● What is required:
Sort through the entries below and pull out lines containing the word "DEFLECTION".

[Data records]
· · · ·

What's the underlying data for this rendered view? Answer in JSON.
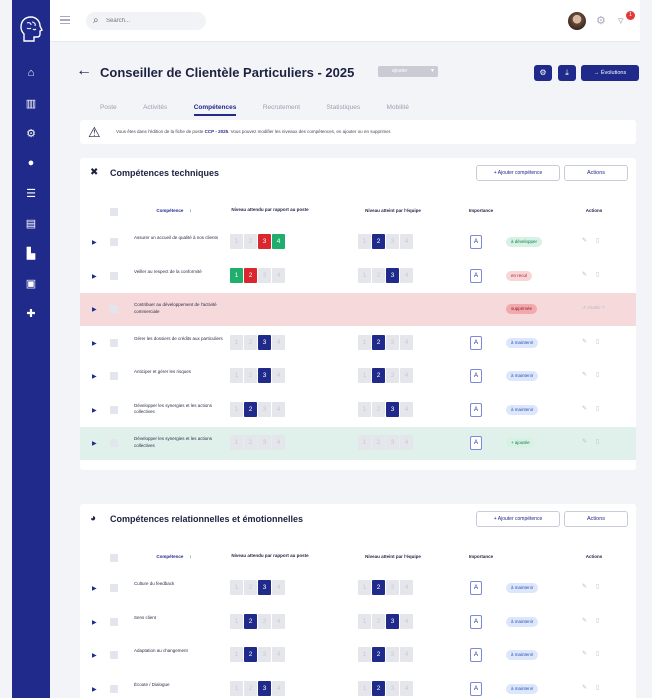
{
  "topbar": {
    "search_placeholder": "Search...",
    "notif_count": "1"
  },
  "sidebar": {
    "items": [
      "home-icon",
      "chart-icon",
      "nodes-icon",
      "user-icon",
      "org-icon",
      "table-icon",
      "building-icon",
      "briefcase-icon",
      "puzzle-icon"
    ]
  },
  "header": {
    "title": "Conseiller de Clientèle Particuliers - 2025",
    "year_select": "ajouter",
    "evolutions_label": "→ Évolutions"
  },
  "tabs": [
    "Poste",
    "Activités",
    "Compétences",
    "Recrutement",
    "Statistiques",
    "Mobilité"
  ],
  "info": {
    "prefix": "Vous êtes dans l'édition de la fiche de poste ",
    "code": "CCP - 2025",
    "suffix": ". Vous pouvez modifier les niveaux des compétences, en ajouter ou en supprimer."
  },
  "columns": {
    "competence": "Compétence",
    "sort": "↕",
    "expected": "Niveau attendu par rapport au poste",
    "reached": "Niveau atteint par l'équipe",
    "importance": "Importance",
    "actions": "Actions"
  },
  "buttons": {
    "add": "+ Ajouter compétence",
    "actions": "Actions"
  },
  "technical": {
    "title": "Compétences techniques",
    "rows": [
      {
        "label": "Assurer un accueil de qualité à nos clients",
        "expected": [
          0,
          0,
          "red",
          "green"
        ],
        "reached": [
          0,
          "blue",
          0,
          0
        ],
        "importance": "A",
        "status": "à développer",
        "status_type": "green",
        "kind": "normal"
      },
      {
        "label": "Veiller au respect de la conformité",
        "expected": [
          "green",
          "red",
          0,
          0
        ],
        "reached": [
          0,
          0,
          "blue",
          0
        ],
        "importance": "A",
        "status": "en recul",
        "status_type": "red",
        "kind": "normal"
      },
      {
        "label": "Contribuer au développement de l'activité commerciale",
        "expected": [],
        "reached": [],
        "importance": "",
        "status": "supprimée",
        "status_type": "pinkred",
        "kind": "deleted",
        "restore": "↺ rétablir ?"
      },
      {
        "label": "Gérer les dossiers de crédits aux particuliers",
        "expected": [
          0,
          0,
          "blue",
          0
        ],
        "reached": [
          0,
          "blue",
          0,
          0
        ],
        "importance": "A",
        "status": "à maintenir",
        "status_type": "blue",
        "kind": "normal"
      },
      {
        "label": "Anticiper et gérer les risques",
        "expected": [
          0,
          0,
          "blue",
          0
        ],
        "reached": [
          0,
          "blue",
          0,
          0
        ],
        "importance": "A",
        "status": "à maintenir",
        "status_type": "blue",
        "kind": "normal"
      },
      {
        "label": "Développer les synergies et les actions collectives",
        "expected": [
          0,
          "blue",
          0,
          0
        ],
        "reached": [
          0,
          0,
          "blue",
          0
        ],
        "importance": "A",
        "status": "à maintenir",
        "status_type": "blue",
        "kind": "normal"
      },
      {
        "label": "Développer les synergies et les actions collectives",
        "expected": [
          0,
          0,
          0,
          0
        ],
        "reached": [
          0,
          0,
          0,
          0
        ],
        "importance": "A",
        "status": "+ ajoutée",
        "status_type": "green",
        "kind": "added"
      }
    ]
  },
  "relational": {
    "title": "Compétences relationnelles et émotionnelles",
    "rows": [
      {
        "label": "Culture du feedback",
        "expected": [
          0,
          0,
          "blue",
          0
        ],
        "reached": [
          0,
          "blue",
          0,
          0
        ],
        "importance": "A",
        "status": "à maintenir",
        "status_type": "blue",
        "kind": "normal"
      },
      {
        "label": "Sens client",
        "expected": [
          0,
          "blue",
          0,
          0
        ],
        "reached": [
          0,
          0,
          "blue",
          0
        ],
        "importance": "A",
        "status": "à maintenir",
        "status_type": "blue",
        "kind": "normal"
      },
      {
        "label": "Adaptation au changement",
        "expected": [
          0,
          "blue",
          0,
          0
        ],
        "reached": [
          0,
          "blue",
          0,
          0
        ],
        "importance": "A",
        "status": "à maintenir",
        "status_type": "blue",
        "kind": "normal"
      },
      {
        "label": "Écoute / Dialogue",
        "expected": [
          0,
          0,
          "blue",
          0
        ],
        "reached": [
          0,
          "blue",
          0,
          0
        ],
        "importance": "A",
        "status": "à maintenir",
        "status_type": "blue",
        "kind": "normal"
      }
    ]
  }
}
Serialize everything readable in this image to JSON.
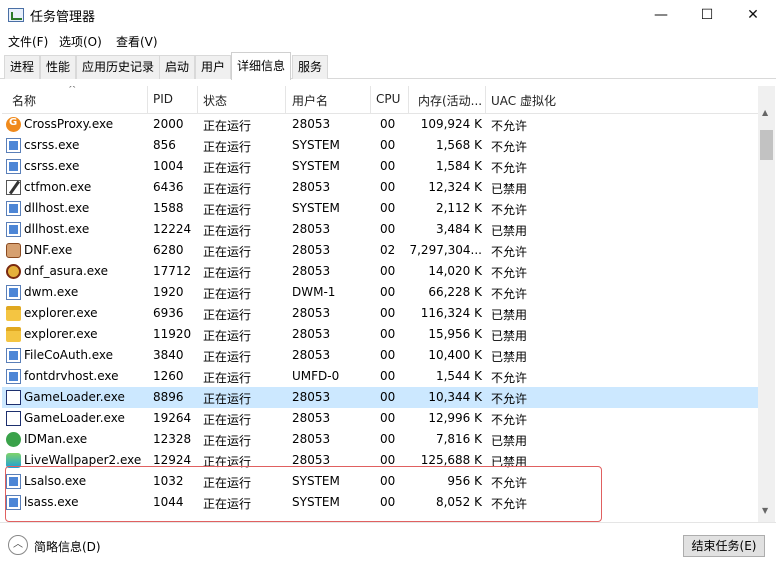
{
  "window": {
    "title": "任务管理器",
    "minimize": "—",
    "maximize": "☐",
    "close": "✕"
  },
  "menu": [
    "文件(F)",
    "选项(O)",
    "查看(V)"
  ],
  "tabs": [
    "进程",
    "性能",
    "应用历史记录",
    "启动",
    "用户",
    "详细信息",
    "服务"
  ],
  "active_tab": "详细信息",
  "columns": [
    "名称",
    "PID",
    "状态",
    "用户名",
    "CPU",
    "内存(活动...",
    "UAC 虚拟化"
  ],
  "rows": [
    {
      "name": "CrossProxy.exe",
      "pid": "2000",
      "status": "正在运行",
      "user": "28053",
      "cpu": "00",
      "mem": "109,924 K",
      "uac": "不允许",
      "icon": "crossproxy-icon"
    },
    {
      "name": "csrss.exe",
      "pid": "856",
      "status": "正在运行",
      "user": "SYSTEM",
      "cpu": "00",
      "mem": "1,568 K",
      "uac": "不允许",
      "icon": "app-generic-icon"
    },
    {
      "name": "csrss.exe",
      "pid": "1004",
      "status": "正在运行",
      "user": "SYSTEM",
      "cpu": "00",
      "mem": "1,584 K",
      "uac": "不允许",
      "icon": "app-generic-icon"
    },
    {
      "name": "ctfmon.exe",
      "pid": "6436",
      "status": "正在运行",
      "user": "28053",
      "cpu": "00",
      "mem": "12,324 K",
      "uac": "已禁用",
      "icon": "ctfmon-icon"
    },
    {
      "name": "dllhost.exe",
      "pid": "1588",
      "status": "正在运行",
      "user": "SYSTEM",
      "cpu": "00",
      "mem": "2,112 K",
      "uac": "不允许",
      "icon": "app-generic-icon"
    },
    {
      "name": "dllhost.exe",
      "pid": "12224",
      "status": "正在运行",
      "user": "28053",
      "cpu": "00",
      "mem": "3,484 K",
      "uac": "已禁用",
      "icon": "app-generic-icon"
    },
    {
      "name": "DNF.exe",
      "pid": "6280",
      "status": "正在运行",
      "user": "28053",
      "cpu": "02",
      "mem": "7,297,304...",
      "uac": "不允许",
      "icon": "dnf-icon"
    },
    {
      "name": "dnf_asura.exe",
      "pid": "17712",
      "status": "正在运行",
      "user": "28053",
      "cpu": "00",
      "mem": "14,020 K",
      "uac": "不允许",
      "icon": "asura-icon"
    },
    {
      "name": "dwm.exe",
      "pid": "1920",
      "status": "正在运行",
      "user": "DWM-1",
      "cpu": "00",
      "mem": "66,228 K",
      "uac": "不允许",
      "icon": "app-generic-icon"
    },
    {
      "name": "explorer.exe",
      "pid": "6936",
      "status": "正在运行",
      "user": "28053",
      "cpu": "00",
      "mem": "116,324 K",
      "uac": "已禁用",
      "icon": "folder-icon"
    },
    {
      "name": "explorer.exe",
      "pid": "11920",
      "status": "正在运行",
      "user": "28053",
      "cpu": "00",
      "mem": "15,956 K",
      "uac": "已禁用",
      "icon": "folder-icon"
    },
    {
      "name": "FileCoAuth.exe",
      "pid": "3840",
      "status": "正在运行",
      "user": "28053",
      "cpu": "00",
      "mem": "10,400 K",
      "uac": "已禁用",
      "icon": "app-generic-icon"
    },
    {
      "name": "fontdrvhost.exe",
      "pid": "1260",
      "status": "正在运行",
      "user": "UMFD-0",
      "cpu": "00",
      "mem": "1,544 K",
      "uac": "不允许",
      "icon": "app-generic-icon"
    },
    {
      "name": "GameLoader.exe",
      "pid": "8896",
      "status": "正在运行",
      "user": "28053",
      "cpu": "00",
      "mem": "10,344 K",
      "uac": "不允许",
      "icon": "gameloader-icon"
    },
    {
      "name": "GameLoader.exe",
      "pid": "19264",
      "status": "正在运行",
      "user": "28053",
      "cpu": "00",
      "mem": "12,996 K",
      "uac": "不允许",
      "icon": "gameloader-icon"
    },
    {
      "name": "IDMan.exe",
      "pid": "12328",
      "status": "正在运行",
      "user": "28053",
      "cpu": "00",
      "mem": "7,816 K",
      "uac": "已禁用",
      "icon": "idman-icon"
    },
    {
      "name": "LiveWallpaper2.exe",
      "pid": "12924",
      "status": "正在运行",
      "user": "28053",
      "cpu": "00",
      "mem": "125,688 K",
      "uac": "已禁用",
      "icon": "livewallpaper-icon"
    },
    {
      "name": "Lsalso.exe",
      "pid": "1032",
      "status": "正在运行",
      "user": "SYSTEM",
      "cpu": "00",
      "mem": "956 K",
      "uac": "不允许",
      "icon": "app-generic-icon"
    },
    {
      "name": "lsass.exe",
      "pid": "1044",
      "status": "正在运行",
      "user": "SYSTEM",
      "cpu": "00",
      "mem": "8,052 K",
      "uac": "不允许",
      "icon": "app-generic-icon"
    }
  ],
  "selected_row_index": 13,
  "footer": {
    "fewer_details": "简略信息(D)",
    "end_task": "结束任务(E)"
  }
}
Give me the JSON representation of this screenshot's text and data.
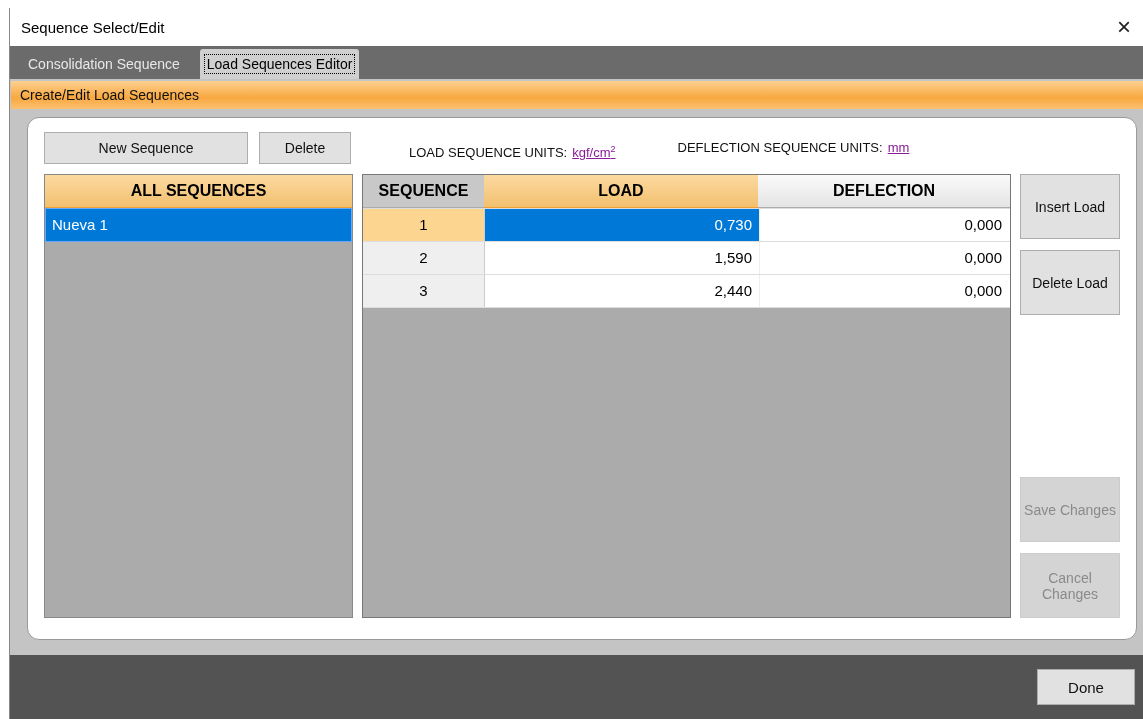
{
  "window": {
    "title": "Sequence Select/Edit",
    "close": "×"
  },
  "tabs": [
    {
      "label": "Consolidation Sequence",
      "selected": false
    },
    {
      "label": "Load Sequences Editor",
      "selected": true
    }
  ],
  "section_header": "Create/Edit Load Sequences",
  "list_buttons": [
    {
      "label": "New Sequence",
      "disabled": false
    },
    {
      "label": "Delete",
      "disabled": false
    }
  ],
  "units": [
    {
      "label": "LOAD SEQUENCE UNITS:",
      "value": "kgf/cm$^{2}$"
    },
    {
      "label": "DEFLECTION SEQUENCE UNITS:",
      "value": "mm"
    }
  ],
  "sequences": {
    "header": "ALL SEQUENCES",
    "items": [
      {
        "name": "Nueva 1",
        "selected": true
      }
    ]
  },
  "table": {
    "columns": [
      "SEQUENCE",
      "LOAD",
      "DEFLECTION"
    ],
    "rows": [
      {
        "cells": [
          "1",
          "0,730",
          "0,000"
        ],
        "selected": true
      },
      {
        "cells": [
          "2",
          "1,590",
          "0,000"
        ],
        "selected": false
      },
      {
        "cells": [
          "3",
          "2,440",
          "0,000"
        ],
        "selected": false
      }
    ]
  },
  "side_buttons": [
    {
      "label": "Insert Load",
      "disabled": false
    },
    {
      "label": "Delete Load",
      "disabled": false
    },
    {
      "label": "Save Changes",
      "disabled": true
    },
    {
      "label": "Cancel Changes",
      "disabled": true
    }
  ],
  "done_button": "Done"
}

· · · ·

● Exercise output:
      "label": "DEFLECTION SEQUENCE UNITS:",
      "DEFLECTION"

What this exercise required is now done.